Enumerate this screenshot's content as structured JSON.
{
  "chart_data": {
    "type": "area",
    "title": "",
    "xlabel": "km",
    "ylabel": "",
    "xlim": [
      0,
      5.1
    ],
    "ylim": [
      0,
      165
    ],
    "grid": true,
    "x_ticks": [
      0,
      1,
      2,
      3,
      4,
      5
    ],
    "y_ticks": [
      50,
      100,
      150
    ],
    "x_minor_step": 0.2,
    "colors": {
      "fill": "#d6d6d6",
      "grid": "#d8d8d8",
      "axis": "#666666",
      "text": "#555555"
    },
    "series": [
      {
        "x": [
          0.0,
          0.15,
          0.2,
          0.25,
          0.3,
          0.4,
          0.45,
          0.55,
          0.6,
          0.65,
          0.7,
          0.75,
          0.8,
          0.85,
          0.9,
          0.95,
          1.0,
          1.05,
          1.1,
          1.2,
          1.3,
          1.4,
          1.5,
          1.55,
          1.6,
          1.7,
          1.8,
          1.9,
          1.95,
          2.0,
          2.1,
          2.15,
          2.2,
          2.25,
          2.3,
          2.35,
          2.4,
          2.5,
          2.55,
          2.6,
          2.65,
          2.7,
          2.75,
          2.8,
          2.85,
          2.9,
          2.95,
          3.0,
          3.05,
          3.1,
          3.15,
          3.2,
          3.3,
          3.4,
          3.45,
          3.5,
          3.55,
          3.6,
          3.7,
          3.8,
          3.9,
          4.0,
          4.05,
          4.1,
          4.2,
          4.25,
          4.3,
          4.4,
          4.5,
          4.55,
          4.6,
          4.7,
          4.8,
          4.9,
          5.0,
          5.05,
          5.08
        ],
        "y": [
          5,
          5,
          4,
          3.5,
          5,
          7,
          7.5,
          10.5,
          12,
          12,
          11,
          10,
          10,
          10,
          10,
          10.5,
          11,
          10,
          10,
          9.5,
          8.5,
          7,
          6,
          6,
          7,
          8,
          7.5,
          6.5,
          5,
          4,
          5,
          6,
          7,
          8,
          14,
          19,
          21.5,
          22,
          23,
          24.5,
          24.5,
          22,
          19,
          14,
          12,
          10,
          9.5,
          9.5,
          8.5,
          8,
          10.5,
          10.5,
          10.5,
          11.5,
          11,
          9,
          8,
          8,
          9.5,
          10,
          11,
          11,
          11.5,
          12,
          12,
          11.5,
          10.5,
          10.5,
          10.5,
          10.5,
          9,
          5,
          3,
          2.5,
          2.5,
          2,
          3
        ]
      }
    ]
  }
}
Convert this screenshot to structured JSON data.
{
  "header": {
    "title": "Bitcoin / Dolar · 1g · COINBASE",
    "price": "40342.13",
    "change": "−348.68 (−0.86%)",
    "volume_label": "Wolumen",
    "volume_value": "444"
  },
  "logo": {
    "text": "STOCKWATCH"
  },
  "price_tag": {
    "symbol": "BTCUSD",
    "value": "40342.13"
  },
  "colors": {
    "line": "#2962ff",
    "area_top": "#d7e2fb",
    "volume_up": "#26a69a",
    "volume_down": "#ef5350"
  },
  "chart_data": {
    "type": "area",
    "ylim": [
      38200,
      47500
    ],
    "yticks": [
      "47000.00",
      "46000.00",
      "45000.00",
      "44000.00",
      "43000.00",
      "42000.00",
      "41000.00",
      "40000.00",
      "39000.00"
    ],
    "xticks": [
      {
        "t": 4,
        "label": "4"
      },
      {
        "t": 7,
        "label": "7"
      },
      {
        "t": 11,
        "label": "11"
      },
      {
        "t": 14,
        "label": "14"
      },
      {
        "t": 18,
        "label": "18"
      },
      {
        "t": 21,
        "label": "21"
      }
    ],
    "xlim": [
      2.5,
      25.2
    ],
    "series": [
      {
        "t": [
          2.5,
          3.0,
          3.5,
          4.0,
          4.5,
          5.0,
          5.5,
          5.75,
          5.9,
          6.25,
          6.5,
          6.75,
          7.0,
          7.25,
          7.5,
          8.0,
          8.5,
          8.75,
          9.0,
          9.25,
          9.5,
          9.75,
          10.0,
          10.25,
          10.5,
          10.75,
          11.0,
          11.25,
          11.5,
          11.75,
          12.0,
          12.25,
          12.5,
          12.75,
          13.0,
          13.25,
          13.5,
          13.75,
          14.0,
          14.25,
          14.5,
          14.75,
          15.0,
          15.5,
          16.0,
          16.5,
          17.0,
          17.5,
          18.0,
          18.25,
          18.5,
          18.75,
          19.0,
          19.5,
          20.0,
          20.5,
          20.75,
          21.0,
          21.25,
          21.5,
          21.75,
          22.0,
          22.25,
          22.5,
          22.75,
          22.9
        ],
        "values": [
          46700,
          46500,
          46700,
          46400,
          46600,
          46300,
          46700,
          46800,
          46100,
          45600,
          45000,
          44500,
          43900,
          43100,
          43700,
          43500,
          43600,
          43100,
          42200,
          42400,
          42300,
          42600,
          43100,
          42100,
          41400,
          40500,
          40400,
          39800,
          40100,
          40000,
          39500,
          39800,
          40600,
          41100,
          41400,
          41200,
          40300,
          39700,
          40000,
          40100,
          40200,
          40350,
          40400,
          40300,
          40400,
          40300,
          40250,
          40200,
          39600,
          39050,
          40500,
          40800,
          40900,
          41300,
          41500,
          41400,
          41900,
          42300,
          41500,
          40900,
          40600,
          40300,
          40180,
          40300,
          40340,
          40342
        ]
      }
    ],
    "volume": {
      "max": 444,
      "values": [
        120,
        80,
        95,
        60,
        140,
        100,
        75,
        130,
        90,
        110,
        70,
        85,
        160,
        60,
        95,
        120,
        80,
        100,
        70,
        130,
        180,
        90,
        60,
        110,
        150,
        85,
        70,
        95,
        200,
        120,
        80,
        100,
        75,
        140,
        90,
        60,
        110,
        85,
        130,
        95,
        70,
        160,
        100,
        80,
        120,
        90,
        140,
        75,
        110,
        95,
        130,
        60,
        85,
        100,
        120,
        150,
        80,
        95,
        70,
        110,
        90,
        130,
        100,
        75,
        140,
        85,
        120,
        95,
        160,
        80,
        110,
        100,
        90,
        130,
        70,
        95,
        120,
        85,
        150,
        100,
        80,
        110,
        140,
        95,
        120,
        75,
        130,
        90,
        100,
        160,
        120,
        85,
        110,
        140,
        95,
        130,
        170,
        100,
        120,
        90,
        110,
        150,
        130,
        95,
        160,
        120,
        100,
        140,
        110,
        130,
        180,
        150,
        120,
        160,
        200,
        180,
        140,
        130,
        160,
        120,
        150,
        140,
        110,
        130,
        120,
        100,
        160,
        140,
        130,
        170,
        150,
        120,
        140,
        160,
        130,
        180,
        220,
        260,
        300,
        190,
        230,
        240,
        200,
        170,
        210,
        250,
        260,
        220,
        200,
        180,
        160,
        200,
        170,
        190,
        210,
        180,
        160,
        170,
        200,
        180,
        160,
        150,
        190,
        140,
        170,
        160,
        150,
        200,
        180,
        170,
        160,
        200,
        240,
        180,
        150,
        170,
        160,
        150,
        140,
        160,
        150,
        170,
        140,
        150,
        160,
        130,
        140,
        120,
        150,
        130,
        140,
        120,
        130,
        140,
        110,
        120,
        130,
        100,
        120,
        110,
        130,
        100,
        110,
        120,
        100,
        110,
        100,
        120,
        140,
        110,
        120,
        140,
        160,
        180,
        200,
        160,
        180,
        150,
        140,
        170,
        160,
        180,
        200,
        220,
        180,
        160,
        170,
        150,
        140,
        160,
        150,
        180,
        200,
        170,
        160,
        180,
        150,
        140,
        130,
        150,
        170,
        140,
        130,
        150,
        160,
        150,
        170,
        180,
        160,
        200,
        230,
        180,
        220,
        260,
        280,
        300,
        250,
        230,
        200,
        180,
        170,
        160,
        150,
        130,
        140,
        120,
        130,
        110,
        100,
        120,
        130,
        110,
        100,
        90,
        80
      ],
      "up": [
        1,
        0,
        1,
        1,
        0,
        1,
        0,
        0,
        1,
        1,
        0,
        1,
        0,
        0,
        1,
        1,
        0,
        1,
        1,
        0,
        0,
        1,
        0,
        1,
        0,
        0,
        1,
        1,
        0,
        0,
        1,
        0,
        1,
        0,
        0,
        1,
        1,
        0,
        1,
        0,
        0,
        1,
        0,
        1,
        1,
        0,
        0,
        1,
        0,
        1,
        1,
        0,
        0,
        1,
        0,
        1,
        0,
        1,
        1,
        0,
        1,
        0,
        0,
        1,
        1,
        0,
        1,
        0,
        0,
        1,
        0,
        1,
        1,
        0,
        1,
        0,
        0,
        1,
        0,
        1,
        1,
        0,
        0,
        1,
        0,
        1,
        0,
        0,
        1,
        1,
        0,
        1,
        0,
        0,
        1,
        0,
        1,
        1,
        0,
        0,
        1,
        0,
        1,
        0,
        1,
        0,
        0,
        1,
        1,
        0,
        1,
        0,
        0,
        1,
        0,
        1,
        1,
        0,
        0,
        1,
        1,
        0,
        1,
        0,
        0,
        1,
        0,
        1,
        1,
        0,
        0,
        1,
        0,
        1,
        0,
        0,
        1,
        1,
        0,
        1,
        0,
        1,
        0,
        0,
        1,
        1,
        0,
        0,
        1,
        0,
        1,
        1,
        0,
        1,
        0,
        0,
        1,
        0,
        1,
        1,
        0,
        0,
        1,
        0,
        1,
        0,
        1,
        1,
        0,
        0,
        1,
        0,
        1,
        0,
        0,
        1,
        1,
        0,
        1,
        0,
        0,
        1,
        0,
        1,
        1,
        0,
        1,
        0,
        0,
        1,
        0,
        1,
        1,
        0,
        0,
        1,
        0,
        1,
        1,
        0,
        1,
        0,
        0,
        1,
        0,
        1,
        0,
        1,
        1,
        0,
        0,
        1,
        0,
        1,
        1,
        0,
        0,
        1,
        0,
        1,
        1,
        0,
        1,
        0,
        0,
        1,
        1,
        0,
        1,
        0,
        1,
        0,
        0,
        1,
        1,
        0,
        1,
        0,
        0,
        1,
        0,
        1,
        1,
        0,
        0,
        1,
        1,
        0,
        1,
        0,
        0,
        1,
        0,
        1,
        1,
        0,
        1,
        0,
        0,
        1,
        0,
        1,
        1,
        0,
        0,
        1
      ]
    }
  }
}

◆ **EXERCISE TASK**:
Collect the complete line wherever the string "this" appears in the records.

◆ **TASK RESULT**:
Enumerate this screenshot's content as structured JSON.
Convert this screenshot to structured JSON data.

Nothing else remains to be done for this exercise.